(Extracted data entries)

——

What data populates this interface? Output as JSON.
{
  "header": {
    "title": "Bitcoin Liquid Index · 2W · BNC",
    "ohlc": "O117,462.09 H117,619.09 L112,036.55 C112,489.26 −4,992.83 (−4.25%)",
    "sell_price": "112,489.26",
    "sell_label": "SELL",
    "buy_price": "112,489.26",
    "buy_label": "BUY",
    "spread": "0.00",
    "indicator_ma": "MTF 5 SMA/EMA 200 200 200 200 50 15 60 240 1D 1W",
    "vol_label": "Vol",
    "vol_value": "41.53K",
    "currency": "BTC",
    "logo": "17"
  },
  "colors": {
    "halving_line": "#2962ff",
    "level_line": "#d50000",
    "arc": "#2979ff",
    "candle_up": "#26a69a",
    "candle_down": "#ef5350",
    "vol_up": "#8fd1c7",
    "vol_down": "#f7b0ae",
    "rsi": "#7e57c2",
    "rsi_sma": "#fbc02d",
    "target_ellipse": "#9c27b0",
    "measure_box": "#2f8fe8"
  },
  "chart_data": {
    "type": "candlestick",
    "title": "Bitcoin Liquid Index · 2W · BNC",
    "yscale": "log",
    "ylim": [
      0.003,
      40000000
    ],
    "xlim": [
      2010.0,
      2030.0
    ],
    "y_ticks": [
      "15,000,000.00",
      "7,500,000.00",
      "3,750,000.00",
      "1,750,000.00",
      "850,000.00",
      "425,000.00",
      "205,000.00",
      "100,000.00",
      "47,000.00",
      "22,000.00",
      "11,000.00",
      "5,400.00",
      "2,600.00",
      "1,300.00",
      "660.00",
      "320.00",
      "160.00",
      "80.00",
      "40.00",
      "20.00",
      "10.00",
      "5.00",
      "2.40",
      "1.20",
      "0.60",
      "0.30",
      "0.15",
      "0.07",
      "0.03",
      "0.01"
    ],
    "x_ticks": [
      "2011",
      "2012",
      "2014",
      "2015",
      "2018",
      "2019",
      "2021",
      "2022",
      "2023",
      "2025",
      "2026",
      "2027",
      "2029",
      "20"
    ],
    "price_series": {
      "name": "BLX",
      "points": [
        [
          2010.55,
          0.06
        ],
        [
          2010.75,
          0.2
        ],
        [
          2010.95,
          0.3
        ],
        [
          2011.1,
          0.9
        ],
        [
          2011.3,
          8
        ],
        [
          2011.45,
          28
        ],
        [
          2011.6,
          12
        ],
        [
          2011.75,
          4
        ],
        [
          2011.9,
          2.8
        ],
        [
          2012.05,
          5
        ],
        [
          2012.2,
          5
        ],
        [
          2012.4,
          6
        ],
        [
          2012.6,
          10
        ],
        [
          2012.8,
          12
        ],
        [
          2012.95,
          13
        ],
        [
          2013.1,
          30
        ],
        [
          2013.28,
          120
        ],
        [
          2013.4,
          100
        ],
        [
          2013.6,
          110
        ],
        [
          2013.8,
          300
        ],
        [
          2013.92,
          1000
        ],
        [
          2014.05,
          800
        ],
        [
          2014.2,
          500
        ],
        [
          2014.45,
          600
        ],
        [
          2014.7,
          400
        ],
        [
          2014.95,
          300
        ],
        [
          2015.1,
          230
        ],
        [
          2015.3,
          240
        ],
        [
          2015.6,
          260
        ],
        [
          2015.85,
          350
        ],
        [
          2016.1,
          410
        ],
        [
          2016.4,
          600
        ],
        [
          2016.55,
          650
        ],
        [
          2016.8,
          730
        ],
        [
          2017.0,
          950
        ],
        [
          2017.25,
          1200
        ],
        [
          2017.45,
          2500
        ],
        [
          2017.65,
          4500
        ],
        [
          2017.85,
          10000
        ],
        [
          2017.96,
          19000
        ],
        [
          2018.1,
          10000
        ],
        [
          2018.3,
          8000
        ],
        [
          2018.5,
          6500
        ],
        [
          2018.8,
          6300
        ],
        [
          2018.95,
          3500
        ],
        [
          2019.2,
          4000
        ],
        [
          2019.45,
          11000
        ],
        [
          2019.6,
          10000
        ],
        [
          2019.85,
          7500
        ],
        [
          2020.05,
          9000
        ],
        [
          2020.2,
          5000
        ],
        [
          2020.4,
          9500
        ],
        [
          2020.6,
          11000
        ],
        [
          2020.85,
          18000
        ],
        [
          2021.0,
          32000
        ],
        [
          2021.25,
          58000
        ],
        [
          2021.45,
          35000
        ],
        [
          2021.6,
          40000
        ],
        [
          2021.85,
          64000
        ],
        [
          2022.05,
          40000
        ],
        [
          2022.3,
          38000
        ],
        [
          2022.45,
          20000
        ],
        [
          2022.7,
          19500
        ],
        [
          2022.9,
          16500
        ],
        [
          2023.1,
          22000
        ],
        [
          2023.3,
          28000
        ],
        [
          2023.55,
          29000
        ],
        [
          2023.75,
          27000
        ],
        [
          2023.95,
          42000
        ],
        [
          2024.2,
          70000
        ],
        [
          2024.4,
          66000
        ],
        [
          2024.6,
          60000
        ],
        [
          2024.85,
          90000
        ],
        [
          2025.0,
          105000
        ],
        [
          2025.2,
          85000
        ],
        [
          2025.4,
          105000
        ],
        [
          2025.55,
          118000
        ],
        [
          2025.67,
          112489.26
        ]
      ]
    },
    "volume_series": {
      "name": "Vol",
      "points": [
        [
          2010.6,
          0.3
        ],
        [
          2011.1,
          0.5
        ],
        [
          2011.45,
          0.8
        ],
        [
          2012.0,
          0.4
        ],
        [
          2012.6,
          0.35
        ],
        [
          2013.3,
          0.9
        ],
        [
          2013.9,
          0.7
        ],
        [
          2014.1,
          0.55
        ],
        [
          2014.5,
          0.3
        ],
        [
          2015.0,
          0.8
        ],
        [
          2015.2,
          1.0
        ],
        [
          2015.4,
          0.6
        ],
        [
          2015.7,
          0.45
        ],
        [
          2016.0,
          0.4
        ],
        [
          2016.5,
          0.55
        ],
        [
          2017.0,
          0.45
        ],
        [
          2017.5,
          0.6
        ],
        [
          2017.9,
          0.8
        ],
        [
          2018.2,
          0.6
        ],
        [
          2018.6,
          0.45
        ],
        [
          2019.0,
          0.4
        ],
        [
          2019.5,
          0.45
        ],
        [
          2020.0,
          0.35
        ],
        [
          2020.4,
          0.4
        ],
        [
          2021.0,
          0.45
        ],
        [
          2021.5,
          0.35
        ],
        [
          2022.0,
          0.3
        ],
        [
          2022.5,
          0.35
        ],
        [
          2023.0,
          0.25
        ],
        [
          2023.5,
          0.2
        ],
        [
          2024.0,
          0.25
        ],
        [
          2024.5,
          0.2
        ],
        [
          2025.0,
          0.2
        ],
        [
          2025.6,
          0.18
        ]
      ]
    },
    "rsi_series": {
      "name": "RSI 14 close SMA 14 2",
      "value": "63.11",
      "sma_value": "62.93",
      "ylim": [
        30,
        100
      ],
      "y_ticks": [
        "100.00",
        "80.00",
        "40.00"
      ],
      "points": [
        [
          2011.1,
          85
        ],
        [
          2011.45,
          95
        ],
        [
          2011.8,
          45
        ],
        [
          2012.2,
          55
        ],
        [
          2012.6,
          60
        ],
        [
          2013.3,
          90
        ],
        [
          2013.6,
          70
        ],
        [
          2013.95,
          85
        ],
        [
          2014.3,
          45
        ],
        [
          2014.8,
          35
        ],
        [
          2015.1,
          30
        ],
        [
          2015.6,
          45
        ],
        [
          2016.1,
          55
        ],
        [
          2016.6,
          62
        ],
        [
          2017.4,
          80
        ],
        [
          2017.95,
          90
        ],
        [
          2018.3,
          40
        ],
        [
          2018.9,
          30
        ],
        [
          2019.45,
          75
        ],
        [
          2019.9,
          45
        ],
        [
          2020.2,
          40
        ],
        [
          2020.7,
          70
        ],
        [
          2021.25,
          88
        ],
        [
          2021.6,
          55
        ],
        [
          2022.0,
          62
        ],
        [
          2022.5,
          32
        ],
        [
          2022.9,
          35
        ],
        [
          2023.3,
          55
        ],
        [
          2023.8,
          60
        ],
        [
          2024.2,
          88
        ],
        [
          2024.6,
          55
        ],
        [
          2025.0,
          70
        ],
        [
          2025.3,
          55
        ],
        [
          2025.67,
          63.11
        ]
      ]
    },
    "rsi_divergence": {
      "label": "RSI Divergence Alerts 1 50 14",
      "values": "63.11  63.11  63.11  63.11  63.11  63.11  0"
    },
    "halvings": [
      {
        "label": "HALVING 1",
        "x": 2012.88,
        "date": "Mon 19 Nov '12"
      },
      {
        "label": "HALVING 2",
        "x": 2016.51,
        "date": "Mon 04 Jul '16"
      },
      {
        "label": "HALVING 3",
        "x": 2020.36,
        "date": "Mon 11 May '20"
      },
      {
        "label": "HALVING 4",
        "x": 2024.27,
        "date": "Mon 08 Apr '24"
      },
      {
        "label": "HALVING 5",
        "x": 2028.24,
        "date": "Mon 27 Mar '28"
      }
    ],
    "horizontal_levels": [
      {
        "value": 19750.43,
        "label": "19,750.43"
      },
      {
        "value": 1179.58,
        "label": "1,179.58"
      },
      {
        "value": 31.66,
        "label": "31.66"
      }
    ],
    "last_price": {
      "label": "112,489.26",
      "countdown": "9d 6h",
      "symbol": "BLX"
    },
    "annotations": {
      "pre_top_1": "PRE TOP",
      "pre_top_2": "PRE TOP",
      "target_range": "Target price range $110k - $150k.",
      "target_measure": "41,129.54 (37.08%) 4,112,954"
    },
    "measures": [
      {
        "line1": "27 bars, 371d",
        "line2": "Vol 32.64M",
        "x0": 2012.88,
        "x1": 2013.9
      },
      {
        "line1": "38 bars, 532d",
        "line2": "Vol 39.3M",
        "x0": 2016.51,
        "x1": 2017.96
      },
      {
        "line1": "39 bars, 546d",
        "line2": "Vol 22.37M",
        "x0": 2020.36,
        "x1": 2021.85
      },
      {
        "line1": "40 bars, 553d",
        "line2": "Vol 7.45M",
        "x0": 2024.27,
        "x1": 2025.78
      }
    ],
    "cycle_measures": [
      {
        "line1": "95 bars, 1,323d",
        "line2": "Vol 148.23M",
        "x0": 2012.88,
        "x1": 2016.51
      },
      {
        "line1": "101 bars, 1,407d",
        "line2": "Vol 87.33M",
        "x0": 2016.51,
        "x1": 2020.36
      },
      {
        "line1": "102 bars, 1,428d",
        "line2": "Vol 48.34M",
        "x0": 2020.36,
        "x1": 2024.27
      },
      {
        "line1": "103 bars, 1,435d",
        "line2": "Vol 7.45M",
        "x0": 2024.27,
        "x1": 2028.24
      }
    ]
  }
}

——

### Task to complete
Copy each line in the data that holds the word "date".

### Output for this exercise
        "date": "Mon 19 Nov '12"
        "date": "Mon 04 Jul '16"
        "date": "Mon 11 May '20"
        "date": "Mon 08 Apr '24"
        "date": "Mon 27 Mar '28"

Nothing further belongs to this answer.